_Work required_.
Copy each line below exactly and leave the pictures out.

Data entries:
◇ ◇ ◇
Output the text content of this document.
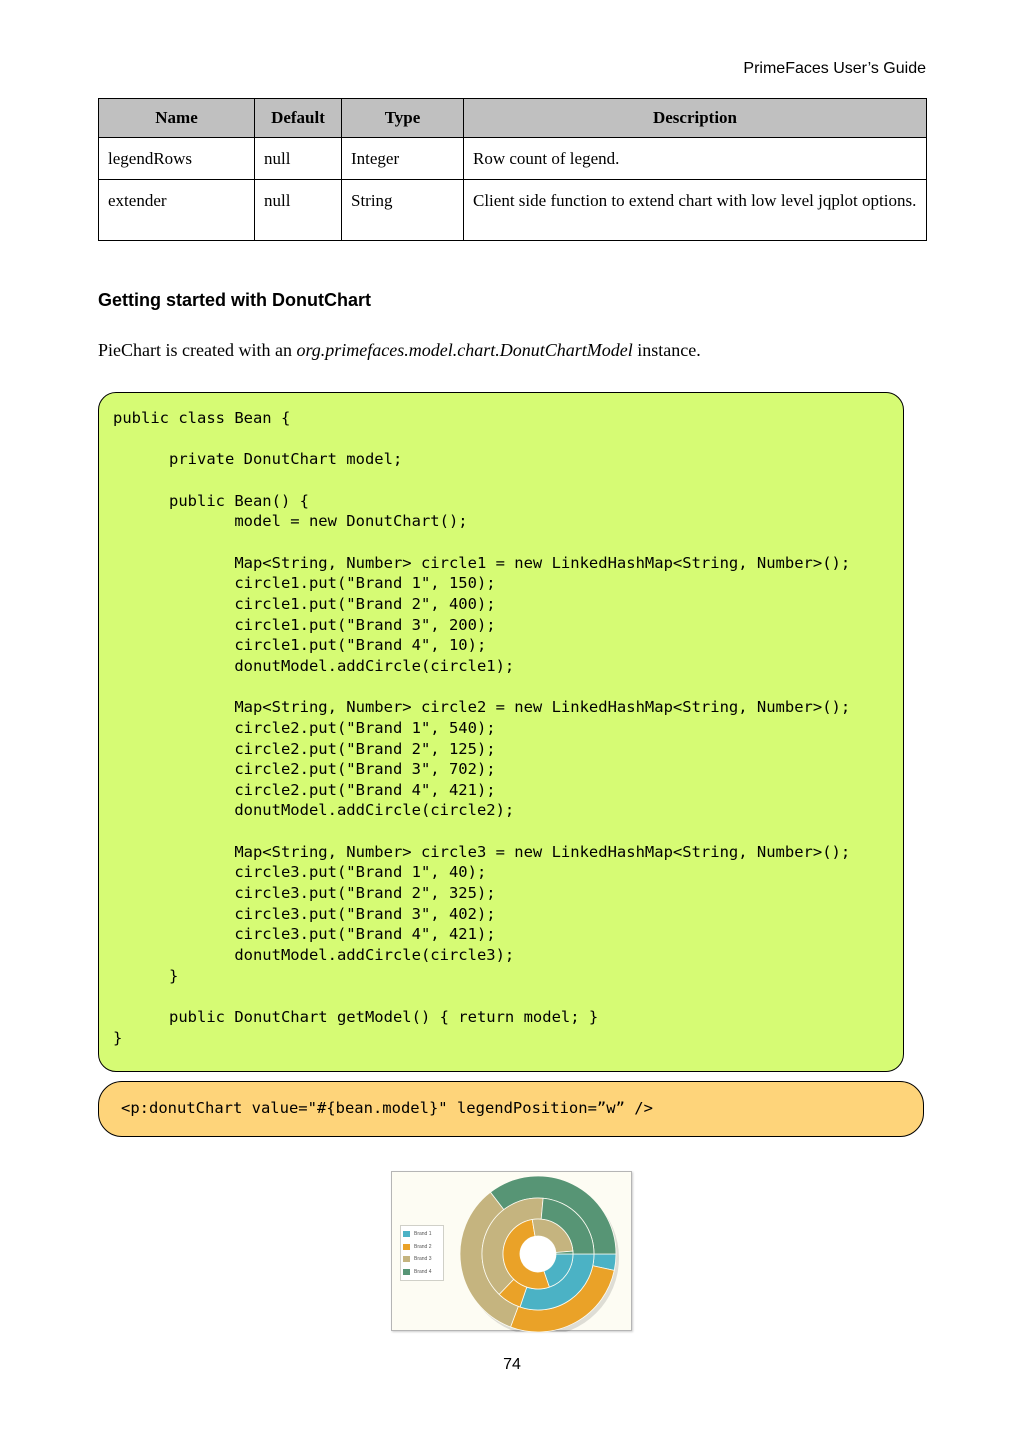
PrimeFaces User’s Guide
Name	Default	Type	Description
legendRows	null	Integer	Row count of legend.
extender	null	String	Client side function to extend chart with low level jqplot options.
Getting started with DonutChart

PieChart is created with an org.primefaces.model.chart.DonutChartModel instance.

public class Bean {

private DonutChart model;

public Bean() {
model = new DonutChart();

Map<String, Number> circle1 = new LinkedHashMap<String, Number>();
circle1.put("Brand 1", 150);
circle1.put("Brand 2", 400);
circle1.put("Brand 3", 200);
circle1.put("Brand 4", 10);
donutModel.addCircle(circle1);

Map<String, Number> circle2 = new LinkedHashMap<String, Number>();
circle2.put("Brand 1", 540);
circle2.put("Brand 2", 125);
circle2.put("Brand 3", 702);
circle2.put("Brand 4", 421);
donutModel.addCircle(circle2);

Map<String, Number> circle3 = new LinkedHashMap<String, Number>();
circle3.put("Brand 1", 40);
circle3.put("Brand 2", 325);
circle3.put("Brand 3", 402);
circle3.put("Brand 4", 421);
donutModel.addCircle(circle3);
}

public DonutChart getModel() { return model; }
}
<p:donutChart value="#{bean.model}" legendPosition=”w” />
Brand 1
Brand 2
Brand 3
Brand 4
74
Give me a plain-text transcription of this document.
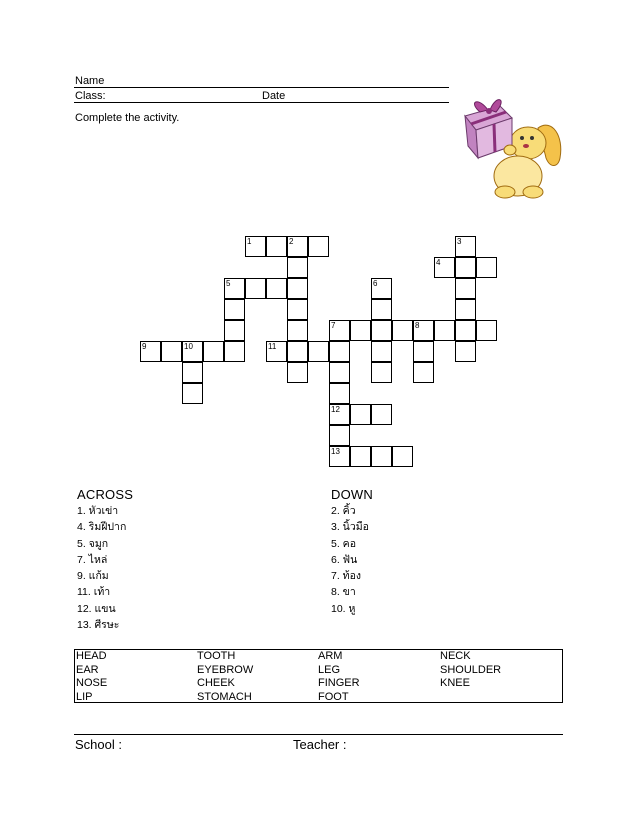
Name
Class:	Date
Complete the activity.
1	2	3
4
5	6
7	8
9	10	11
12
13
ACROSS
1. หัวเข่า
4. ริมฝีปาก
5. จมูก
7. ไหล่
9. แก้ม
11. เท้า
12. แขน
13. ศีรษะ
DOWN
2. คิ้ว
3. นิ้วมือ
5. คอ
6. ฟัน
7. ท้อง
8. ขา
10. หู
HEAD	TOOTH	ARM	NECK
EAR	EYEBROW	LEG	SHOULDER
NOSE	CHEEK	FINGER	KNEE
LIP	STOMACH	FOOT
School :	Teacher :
◇ ◇ ◇
_Solution to this exercise_.
Output the text content of this document.
PrimeFaces User’s Guide
Name	Default	Type	Description
legendRows	null	Integer	Row count of legend.
extender	null	String	Client side function to extend chart with low level jqplot options.
Getting started with DonutChart

PieChart is created with an org.primefaces.model.chart.DonutChartModel instance.

public class Bean {

private DonutChart model;

public Bean() {
model = new DonutChart();

Map<String, Number> circle1 = new LinkedHashMap<String, Number>();
circle1.put("Brand 1", 150);
circle1.put("Brand 2", 400);
circle1.put("Brand 3", 200);
circle1.put("Brand 4", 10);
donutModel.addCircle(circle1);

Map<String, Number> circle2 = new LinkedHashMap<String, Number>();
circle2.put("Brand 1", 540);
circle2.put("Brand 2", 125);
circle2.put("Brand 3", 702);
circle2.put("Brand 4", 421);
donutModel.addCircle(circle2);

Map<String, Number> circle3 = new LinkedHashMap<String, Number>();
circle3.put("Brand 1", 40);
circle3.put("Brand 2", 325);
circle3.put("Brand 3", 402);
circle3.put("Brand 4", 421);
donutModel.addCircle(circle3);
}

public DonutChart getModel() { return model; }
}
<p:donutChart value="#{bean.model}" legendPosition=”w” />
Brand 1
Brand 2
Brand 3
Brand 4
74
Give me a plain-text transcription of this document.
Name
Class:	Date
Complete the activity.
1	2	3
4
5	6
7	8
9	10	11
12
13
ACROSS
1. หัวเข่า
4. ริมฝีปาก
5. จมูก
7. ไหล่
9. แก้ม
11. เท้า
12. แขน
13. ศีรษะ
DOWN
2. คิ้ว
3. นิ้วมือ
5. คอ
6. ฟัน
7. ท้อง
8. ขา
10. หู
HEAD	TOOTH	ARM	NECK
EAR	EYEBROW	LEG	SHOULDER
NOSE	CHEEK	FINGER	KNEE
LIP	STOMACH	FOOT
School :	Teacher :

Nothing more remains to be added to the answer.